___ GIVEN DATA ___

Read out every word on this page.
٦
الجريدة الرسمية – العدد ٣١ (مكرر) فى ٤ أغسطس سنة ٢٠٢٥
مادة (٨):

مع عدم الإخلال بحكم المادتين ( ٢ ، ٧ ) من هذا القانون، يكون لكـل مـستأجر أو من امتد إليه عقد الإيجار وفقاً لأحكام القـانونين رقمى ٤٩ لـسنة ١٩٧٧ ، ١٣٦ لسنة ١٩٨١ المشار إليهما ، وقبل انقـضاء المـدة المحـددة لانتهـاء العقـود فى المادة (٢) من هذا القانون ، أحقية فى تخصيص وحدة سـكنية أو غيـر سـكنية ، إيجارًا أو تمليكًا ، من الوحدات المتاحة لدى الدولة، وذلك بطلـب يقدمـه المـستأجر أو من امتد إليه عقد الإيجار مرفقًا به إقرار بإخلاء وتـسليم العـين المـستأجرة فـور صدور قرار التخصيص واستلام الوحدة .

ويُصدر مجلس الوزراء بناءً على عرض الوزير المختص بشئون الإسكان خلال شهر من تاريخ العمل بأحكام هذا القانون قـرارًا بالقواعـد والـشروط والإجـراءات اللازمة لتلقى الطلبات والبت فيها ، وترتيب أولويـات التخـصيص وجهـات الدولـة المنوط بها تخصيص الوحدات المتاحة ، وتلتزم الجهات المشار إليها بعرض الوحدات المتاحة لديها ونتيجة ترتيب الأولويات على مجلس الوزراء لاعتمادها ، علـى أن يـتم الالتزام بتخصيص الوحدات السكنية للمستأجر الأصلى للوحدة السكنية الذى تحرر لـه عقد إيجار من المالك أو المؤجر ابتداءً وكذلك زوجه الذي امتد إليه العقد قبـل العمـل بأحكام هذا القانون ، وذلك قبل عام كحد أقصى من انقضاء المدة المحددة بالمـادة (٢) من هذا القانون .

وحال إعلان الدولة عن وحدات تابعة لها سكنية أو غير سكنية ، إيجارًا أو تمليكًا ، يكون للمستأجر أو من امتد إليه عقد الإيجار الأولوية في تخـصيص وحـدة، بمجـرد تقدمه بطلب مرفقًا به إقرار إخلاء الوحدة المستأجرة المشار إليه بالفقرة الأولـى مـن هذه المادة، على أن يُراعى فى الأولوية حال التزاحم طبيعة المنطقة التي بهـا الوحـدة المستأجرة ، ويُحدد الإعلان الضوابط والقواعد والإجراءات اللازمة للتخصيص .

___

**WHAT YOU WILL DO**
Please reproduce all of the entries exactly as they stand.

**SOLUTION TO THIS PROBLEM**
Read out every word on this page.
٦
الجريدة الرسمية – العدد ٣١ (مكرر) فى ٤ أغسطس سنة ٢٠٢٥
مادة (٨):

مع عدم الإخلال بحكم المادتين ( ٢ ، ٧ ) من هذا القانون، يكون لكـل مـستأجر أو من امتد إليه عقد الإيجار وفقاً لأحكام القـانونين رقمى ٤٩ لـسنة ١٩٧٧ ، ١٣٦ لسنة ١٩٨١ المشار إليهما ، وقبل انقـضاء المـدة المحـددة لانتهـاء العقـود فى المادة (٢) من هذا القانون ، أحقية فى تخصيص وحدة سـكنية أو غيـر سـكنية ، إيجارًا أو تمليكًا ، من الوحدات المتاحة لدى الدولة، وذلك بطلـب يقدمـه المـستأجر أو من امتد إليه عقد الإيجار مرفقًا به إقرار بإخلاء وتـسليم العـين المـستأجرة فـور صدور قرار التخصيص واستلام الوحدة .

ويُصدر مجلس الوزراء بناءً على عرض الوزير المختص بشئون الإسكان خلال شهر من تاريخ العمل بأحكام هذا القانون قـرارًا بالقواعـد والـشروط والإجـراءات اللازمة لتلقى الطلبات والبت فيها ، وترتيب أولويـات التخـصيص وجهـات الدولـة المنوط بها تخصيص الوحدات المتاحة ، وتلتزم الجهات المشار إليها بعرض الوحدات المتاحة لديها ونتيجة ترتيب الأولويات على مجلس الوزراء لاعتمادها ، علـى أن يـتم الالتزام بتخصيص الوحدات السكنية للمستأجر الأصلى للوحدة السكنية الذى تحرر لـه عقد إيجار من المالك أو المؤجر ابتداءً وكذلك زوجه الذي امتد إليه العقد قبـل العمـل بأحكام هذا القانون ، وذلك قبل عام كحد أقصى من انقضاء المدة المحددة بالمـادة (٢) من هذا القانون .

وحال إعلان الدولة عن وحدات تابعة لها سكنية أو غير سكنية ، إيجارًا أو تمليكًا ، يكون للمستأجر أو من امتد إليه عقد الإيجار الأولوية في تخـصيص وحـدة، بمجـرد تقدمه بطلب مرفقًا به إقرار إخلاء الوحدة المستأجرة المشار إليه بالفقرة الأولـى مـن هذه المادة، على أن يُراعى فى الأولوية حال التزاحم طبيعة المنطقة التي بهـا الوحـدة المستأجرة ، ويُحدد الإعلان الضوابط والقواعد والإجراءات اللازمة للتخصيص .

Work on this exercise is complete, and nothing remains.